## Set exercise:
Using the data below, tally the lines that include the string "table". Only the number is wanted.

Begin Records to use

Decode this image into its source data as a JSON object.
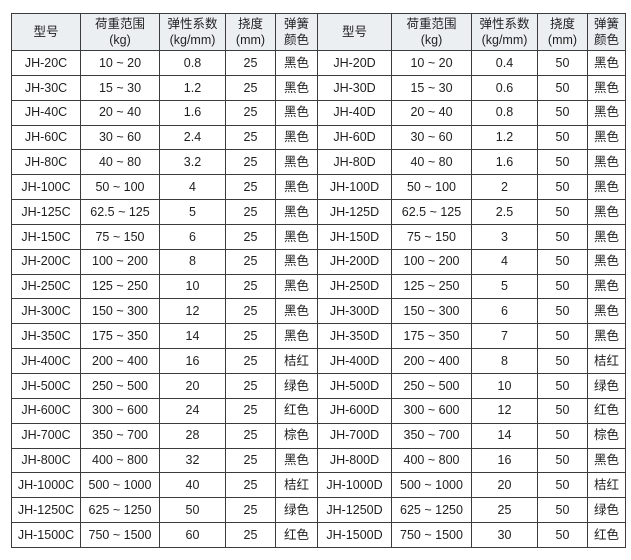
{
  "table": {
    "description": "spring spec table, two halves: C models (25mm deflection) and D models (50mm deflection)",
    "header": {
      "model": "型号",
      "load_range": "荷重范围\n(kg)",
      "coefficient": "弹性系数\n(kg/mm)",
      "deflection": "挠度(mm)",
      "spring_color": "弹簧\n颜色"
    },
    "rows": [
      [
        "JH-20C",
        "10 ~ 20",
        "0.8",
        "25",
        "黑色",
        "JH-20D",
        "10 ~ 20",
        "0.4",
        "50",
        "黑色"
      ],
      [
        "JH-30C",
        "15 ~ 30",
        "1.2",
        "25",
        "黑色",
        "JH-30D",
        "15 ~ 30",
        "0.6",
        "50",
        "黑色"
      ],
      [
        "JH-40C",
        "20 ~ 40",
        "1.6",
        "25",
        "黑色",
        "JH-40D",
        "20 ~ 40",
        "0.8",
        "50",
        "黑色"
      ],
      [
        "JH-60C",
        "30 ~ 60",
        "2.4",
        "25",
        "黑色",
        "JH-60D",
        "30 ~ 60",
        "1.2",
        "50",
        "黑色"
      ],
      [
        "JH-80C",
        "40 ~ 80",
        "3.2",
        "25",
        "黑色",
        "JH-80D",
        "40 ~ 80",
        "1.6",
        "50",
        "黑色"
      ],
      [
        "JH-100C",
        "50 ~ 100",
        "4",
        "25",
        "黑色",
        "JH-100D",
        "50 ~ 100",
        "2",
        "50",
        "黑色"
      ],
      [
        "JH-125C",
        "62.5 ~ 125",
        "5",
        "25",
        "黑色",
        "JH-125D",
        "62.5 ~ 125",
        "2.5",
        "50",
        "黑色"
      ],
      [
        "JH-150C",
        "75 ~ 150",
        "6",
        "25",
        "黑色",
        "JH-150D",
        "75 ~ 150",
        "3",
        "50",
        "黑色"
      ],
      [
        "JH-200C",
        "100 ~ 200",
        "8",
        "25",
        "黑色",
        "JH-200D",
        "100 ~ 200",
        "4",
        "50",
        "黑色"
      ],
      [
        "JH-250C",
        "125 ~ 250",
        "10",
        "25",
        "黑色",
        "JH-250D",
        "125 ~ 250",
        "5",
        "50",
        "黑色"
      ],
      [
        "JH-300C",
        "150 ~ 300",
        "12",
        "25",
        "黑色",
        "JH-300D",
        "150 ~ 300",
        "6",
        "50",
        "黑色"
      ],
      [
        "JH-350C",
        "175 ~ 350",
        "14",
        "25",
        "黑色",
        "JH-350D",
        "175 ~ 350",
        "7",
        "50",
        "黑色"
      ],
      [
        "JH-400C",
        "200 ~ 400",
        "16",
        "25",
        "桔红",
        "JH-400D",
        "200 ~ 400",
        "8",
        "50",
        "桔红"
      ],
      [
        "JH-500C",
        "250 ~ 500",
        "20",
        "25",
        "绿色",
        "JH-500D",
        "250 ~ 500",
        "10",
        "50",
        "绿色"
      ],
      [
        "JH-600C",
        "300 ~ 600",
        "24",
        "25",
        "红色",
        "JH-600D",
        "300 ~ 600",
        "12",
        "50",
        "红色"
      ],
      [
        "JH-700C",
        "350 ~ 700",
        "28",
        "25",
        "棕色",
        "JH-700D",
        "350 ~ 700",
        "14",
        "50",
        "棕色"
      ],
      [
        "JH-800C",
        "400 ~ 800",
        "32",
        "25",
        "黑色",
        "JH-800D",
        "400 ~ 800",
        "16",
        "50",
        "黑色"
      ],
      [
        "JH-1000C",
        "500 ~ 1000",
        "40",
        "25",
        "桔红",
        "JH-1000D",
        "500 ~ 1000",
        "20",
        "50",
        "桔红"
      ],
      [
        "JH-1250C",
        "625 ~ 1250",
        "50",
        "25",
        "绿色",
        "JH-1250D",
        "625 ~ 1250",
        "25",
        "50",
        "绿色"
      ],
      [
        "JH-1500C",
        "750 ~ 1500",
        "60",
        "25",
        "红色",
        "JH-1500D",
        "750 ~ 1500",
        "30",
        "50",
        "红色"
      ]
    ],
    "colors": {
      "header_bg": "#ebeff2",
      "border": "#3c3c3c",
      "text": "#1f1f1f",
      "row_bg": "#ffffff"
    }
  }
}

End Records to use

## Reply to the task:
2